▶ **Task prompt**
Output every line below without omitting or altering anything.

——

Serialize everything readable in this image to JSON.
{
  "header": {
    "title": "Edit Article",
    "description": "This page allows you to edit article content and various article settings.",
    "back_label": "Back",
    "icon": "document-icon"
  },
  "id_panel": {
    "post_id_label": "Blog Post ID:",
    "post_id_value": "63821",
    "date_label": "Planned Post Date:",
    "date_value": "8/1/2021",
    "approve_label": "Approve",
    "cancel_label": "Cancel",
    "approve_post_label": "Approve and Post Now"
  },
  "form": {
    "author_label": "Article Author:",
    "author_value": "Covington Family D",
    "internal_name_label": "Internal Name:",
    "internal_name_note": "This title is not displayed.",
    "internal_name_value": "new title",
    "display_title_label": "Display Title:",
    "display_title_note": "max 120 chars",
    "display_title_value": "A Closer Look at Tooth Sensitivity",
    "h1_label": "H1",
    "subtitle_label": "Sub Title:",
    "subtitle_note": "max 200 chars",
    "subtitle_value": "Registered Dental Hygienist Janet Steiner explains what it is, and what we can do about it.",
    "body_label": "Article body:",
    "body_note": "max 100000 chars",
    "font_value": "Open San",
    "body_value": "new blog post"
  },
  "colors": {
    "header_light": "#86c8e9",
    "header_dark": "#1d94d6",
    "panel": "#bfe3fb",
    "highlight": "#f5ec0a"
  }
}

——

▶ **Task output**
Serialize everything readable in this image to JSON.
{
  "header": {
    "title": "Edit Article",
    "description": "This page allows you to edit article content and various article settings.",
    "back_label": "Back",
    "icon": "document-icon"
  },
  "id_panel": {
    "post_id_label": "Blog Post ID:",
    "post_id_value": "63821",
    "date_label": "Planned Post Date:",
    "date_value": "8/1/2021",
    "approve_label": "Approve",
    "cancel_label": "Cancel",
    "approve_post_label": "Approve and Post Now"
  },
  "form": {
    "author_label": "Article Author:",
    "author_value": "Covington Family D",
    "internal_name_label": "Internal Name:",
    "internal_name_note": "This title is not displayed.",
    "internal_name_value": "new title",
    "display_title_label": "Display Title:",
    "display_title_note": "max 120 chars",
    "display_title_value": "A Closer Look at Tooth Sensitivity",
    "h1_label": "H1",
    "subtitle_label": "Sub Title:",
    "subtitle_note": "max 200 chars",
    "subtitle_value": "Registered Dental Hygienist Janet Steiner explains what it is, and what we can do about it.",
    "body_label": "Article body:",
    "body_note": "max 100000 chars",
    "font_value": "Open San",
    "body_value": "new blog post"
  },
  "colors": {
    "header_light": "#86c8e9",
    "header_dark": "#1d94d6",
    "panel": "#bfe3fb",
    "highlight": "#f5ec0a"
  }
}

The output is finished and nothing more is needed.